With the pictures omitted, write out the entries that follow exactly as they stand.

Collected data entries:
- - - - - - -

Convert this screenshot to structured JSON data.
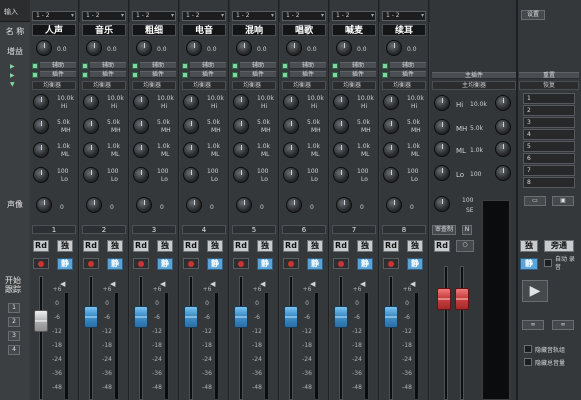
{
  "top": {
    "input_label": "输入",
    "right_button": "设置"
  },
  "left_labels": {
    "name": "名 称",
    "gain": "增益",
    "pan": "声像",
    "start_follow": "开始 跟踪",
    "left_nums": [
      "1",
      "2",
      "3",
      "4"
    ]
  },
  "channels": [
    {
      "input": "1 - 2",
      "name": "人声",
      "gain": "0.0",
      "send": "辅助",
      "insert": "插件",
      "eq": "均衡器",
      "hi_f": "10.0k",
      "hi_l": "Hi",
      "mh_f": "5.0k",
      "mh_l": "MH",
      "ml_f": "1.0k",
      "ml_l": "ML",
      "lo_f": "100",
      "lo_l": "Lo",
      "pan": "0",
      "num": "1",
      "rd": "Rd",
      "solo": "独",
      "mute": "静"
    },
    {
      "input": "1 - 2",
      "name": "音乐",
      "gain": "0.0",
      "send": "辅助",
      "insert": "插件",
      "eq": "均衡器",
      "hi_f": "10.0k",
      "hi_l": "Hi",
      "mh_f": "5.0k",
      "mh_l": "MH",
      "ml_f": "1.0k",
      "ml_l": "ML",
      "lo_f": "100",
      "lo_l": "Lo",
      "pan": "0",
      "num": "2",
      "rd": "Rd",
      "solo": "独",
      "mute": "静"
    },
    {
      "input": "1 - 2",
      "name": "粗细",
      "gain": "0.0",
      "send": "辅助",
      "insert": "插件",
      "eq": "均衡器",
      "hi_f": "10.0k",
      "hi_l": "Hi",
      "mh_f": "5.0k",
      "mh_l": "MH",
      "ml_f": "1.0k",
      "ml_l": "ML",
      "lo_f": "100",
      "lo_l": "Lo",
      "pan": "0",
      "num": "3",
      "rd": "Rd",
      "solo": "独",
      "mute": "静"
    },
    {
      "input": "1 - 2",
      "name": "电音",
      "gain": "0.0",
      "send": "辅助",
      "insert": "插件",
      "eq": "均衡器",
      "hi_f": "10.0k",
      "hi_l": "Hi",
      "mh_f": "5.0k",
      "mh_l": "MH",
      "ml_f": "1.0k",
      "ml_l": "ML",
      "lo_f": "100",
      "lo_l": "Lo",
      "pan": "0",
      "num": "4",
      "rd": "Rd",
      "solo": "独",
      "mute": "静"
    },
    {
      "input": "1 - 2",
      "name": "混响",
      "gain": "0.0",
      "send": "辅助",
      "insert": "插件",
      "eq": "均衡器",
      "hi_f": "10.0k",
      "hi_l": "Hi",
      "mh_f": "5.0k",
      "mh_l": "MH",
      "ml_f": "1.0k",
      "ml_l": "ML",
      "lo_f": "100",
      "lo_l": "Lo",
      "pan": "0",
      "num": "5",
      "rd": "Rd",
      "solo": "独",
      "mute": "静"
    },
    {
      "input": "1 - 2",
      "name": "唱歌",
      "gain": "0.0",
      "send": "辅助",
      "insert": "插件",
      "eq": "均衡器",
      "hi_f": "10.0k",
      "hi_l": "Hi",
      "mh_f": "5.0k",
      "mh_l": "MH",
      "ml_f": "1.0k",
      "ml_l": "ML",
      "lo_f": "100",
      "lo_l": "Lo",
      "pan": "0",
      "num": "6",
      "rd": "Rd",
      "solo": "独",
      "mute": "静"
    },
    {
      "input": "1 - 2",
      "name": "喊麦",
      "gain": "0.0",
      "send": "辅助",
      "insert": "插件",
      "eq": "均衡器",
      "hi_f": "10.0k",
      "hi_l": "Hi",
      "mh_f": "5.0k",
      "mh_l": "MH",
      "ml_f": "1.0k",
      "ml_l": "ML",
      "lo_f": "100",
      "lo_l": "Lo",
      "pan": "0",
      "num": "7",
      "rd": "Rd",
      "solo": "独",
      "mute": "静"
    },
    {
      "input": "1 - 2",
      "name": "续耳",
      "gain": "0.0",
      "send": "辅助",
      "insert": "插件",
      "eq": "均衡器",
      "hi_f": "10.0k",
      "hi_l": "Hi",
      "mh_f": "5.0k",
      "mh_l": "MH",
      "ml_f": "1.0k",
      "ml_l": "ML",
      "lo_f": "100",
      "lo_l": "Lo",
      "pan": "0",
      "num": "8",
      "rd": "Rd",
      "solo": "独",
      "mute": "静"
    }
  ],
  "master": {
    "insert": "主插件",
    "eq": "主均衡器",
    "hi_l": "Hi",
    "hi_f": "10.0k",
    "mh_l": "MH",
    "mh_f": "5.0k",
    "ml_l": "ML",
    "ml_f": "1.0k",
    "lo_l": "Lo",
    "lo_f": "100",
    "pan": "100",
    "pan_l": "SE",
    "rd": "Rd",
    "btn": "审查制"
  },
  "right_panel": {
    "reset": "重置",
    "recover": "恢复",
    "slots": [
      "1",
      "2",
      "3",
      "4",
      "5",
      "6",
      "7",
      "8"
    ],
    "solo": "独",
    "return": "旁通",
    "mute": "静",
    "auto_rec": "自动 录音",
    "hide_tracks": "隐藏音轨组",
    "hide_master": "隐藏总音量"
  },
  "fader_scale": [
    "+6",
    "0",
    "-6",
    "-12",
    "-18",
    "-24",
    "-36",
    "-48"
  ],
  "colors": {
    "accent": "#5aa4d8",
    "led": "#7fd6a0",
    "rec": "#cc3333"
  }
}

- - - - - - -

--- Written reply ---
Convert this screenshot to structured JSON data.
{
  "top": {
    "input_label": "输入",
    "right_button": "设置"
  },
  "left_labels": {
    "name": "名 称",
    "gain": "增益",
    "pan": "声像",
    "start_follow": "开始 跟踪",
    "left_nums": [
      "1",
      "2",
      "3",
      "4"
    ]
  },
  "channels": [
    {
      "input": "1 - 2",
      "name": "人声",
      "gain": "0.0",
      "send": "辅助",
      "insert": "插件",
      "eq": "均衡器",
      "hi_f": "10.0k",
      "hi_l": "Hi",
      "mh_f": "5.0k",
      "mh_l": "MH",
      "ml_f": "1.0k",
      "ml_l": "ML",
      "lo_f": "100",
      "lo_l": "Lo",
      "pan": "0",
      "num": "1",
      "rd": "Rd",
      "solo": "独",
      "mute": "静"
    },
    {
      "input": "1 - 2",
      "name": "音乐",
      "gain": "0.0",
      "send": "辅助",
      "insert": "插件",
      "eq": "均衡器",
      "hi_f": "10.0k",
      "hi_l": "Hi",
      "mh_f": "5.0k",
      "mh_l": "MH",
      "ml_f": "1.0k",
      "ml_l": "ML",
      "lo_f": "100",
      "lo_l": "Lo",
      "pan": "0",
      "num": "2",
      "rd": "Rd",
      "solo": "独",
      "mute": "静"
    },
    {
      "input": "1 - 2",
      "name": "粗细",
      "gain": "0.0",
      "send": "辅助",
      "insert": "插件",
      "eq": "均衡器",
      "hi_f": "10.0k",
      "hi_l": "Hi",
      "mh_f": "5.0k",
      "mh_l": "MH",
      "ml_f": "1.0k",
      "ml_l": "ML",
      "lo_f": "100",
      "lo_l": "Lo",
      "pan": "0",
      "num": "3",
      "rd": "Rd",
      "solo": "独",
      "mute": "静"
    },
    {
      "input": "1 - 2",
      "name": "电音",
      "gain": "0.0",
      "send": "辅助",
      "insert": "插件",
      "eq": "均衡器",
      "hi_f": "10.0k",
      "hi_l": "Hi",
      "mh_f": "5.0k",
      "mh_l": "MH",
      "ml_f": "1.0k",
      "ml_l": "ML",
      "lo_f": "100",
      "lo_l": "Lo",
      "pan": "0",
      "num": "4",
      "rd": "Rd",
      "solo": "独",
      "mute": "静"
    },
    {
      "input": "1 - 2",
      "name": "混响",
      "gain": "0.0",
      "send": "辅助",
      "insert": "插件",
      "eq": "均衡器",
      "hi_f": "10.0k",
      "hi_l": "Hi",
      "mh_f": "5.0k",
      "mh_l": "MH",
      "ml_f": "1.0k",
      "ml_l": "ML",
      "lo_f": "100",
      "lo_l": "Lo",
      "pan": "0",
      "num": "5",
      "rd": "Rd",
      "solo": "独",
      "mute": "静"
    },
    {
      "input": "1 - 2",
      "name": "唱歌",
      "gain": "0.0",
      "send": "辅助",
      "insert": "插件",
      "eq": "均衡器",
      "hi_f": "10.0k",
      "hi_l": "Hi",
      "mh_f": "5.0k",
      "mh_l": "MH",
      "ml_f": "1.0k",
      "ml_l": "ML",
      "lo_f": "100",
      "lo_l": "Lo",
      "pan": "0",
      "num": "6",
      "rd": "Rd",
      "solo": "独",
      "mute": "静"
    },
    {
      "input": "1 - 2",
      "name": "喊麦",
      "gain": "0.0",
      "send": "辅助",
      "insert": "插件",
      "eq": "均衡器",
      "hi_f": "10.0k",
      "hi_l": "Hi",
      "mh_f": "5.0k",
      "mh_l": "MH",
      "ml_f": "1.0k",
      "ml_l": "ML",
      "lo_f": "100",
      "lo_l": "Lo",
      "pan": "0",
      "num": "7",
      "rd": "Rd",
      "solo": "独",
      "mute": "静"
    },
    {
      "input": "1 - 2",
      "name": "续耳",
      "gain": "0.0",
      "send": "辅助",
      "insert": "插件",
      "eq": "均衡器",
      "hi_f": "10.0k",
      "hi_l": "Hi",
      "mh_f": "5.0k",
      "mh_l": "MH",
      "ml_f": "1.0k",
      "ml_l": "ML",
      "lo_f": "100",
      "lo_l": "Lo",
      "pan": "0",
      "num": "8",
      "rd": "Rd",
      "solo": "独",
      "mute": "静"
    }
  ],
  "master": {
    "insert": "主插件",
    "eq": "主均衡器",
    "hi_l": "Hi",
    "hi_f": "10.0k",
    "mh_l": "MH",
    "mh_f": "5.0k",
    "ml_l": "ML",
    "ml_f": "1.0k",
    "lo_l": "Lo",
    "lo_f": "100",
    "pan": "100",
    "pan_l": "SE",
    "rd": "Rd",
    "btn": "审查制"
  },
  "right_panel": {
    "reset": "重置",
    "recover": "恢复",
    "slots": [
      "1",
      "2",
      "3",
      "4",
      "5",
      "6",
      "7",
      "8"
    ],
    "solo": "独",
    "return": "旁通",
    "mute": "静",
    "auto_rec": "自动 录音",
    "hide_tracks": "隐藏音轨组",
    "hide_master": "隐藏总音量"
  },
  "fader_scale": [
    "+6",
    "0",
    "-6",
    "-12",
    "-18",
    "-24",
    "-36",
    "-48"
  ],
  "colors": {
    "accent": "#5aa4d8",
    "led": "#7fd6a0",
    "rec": "#cc3333"
  }
}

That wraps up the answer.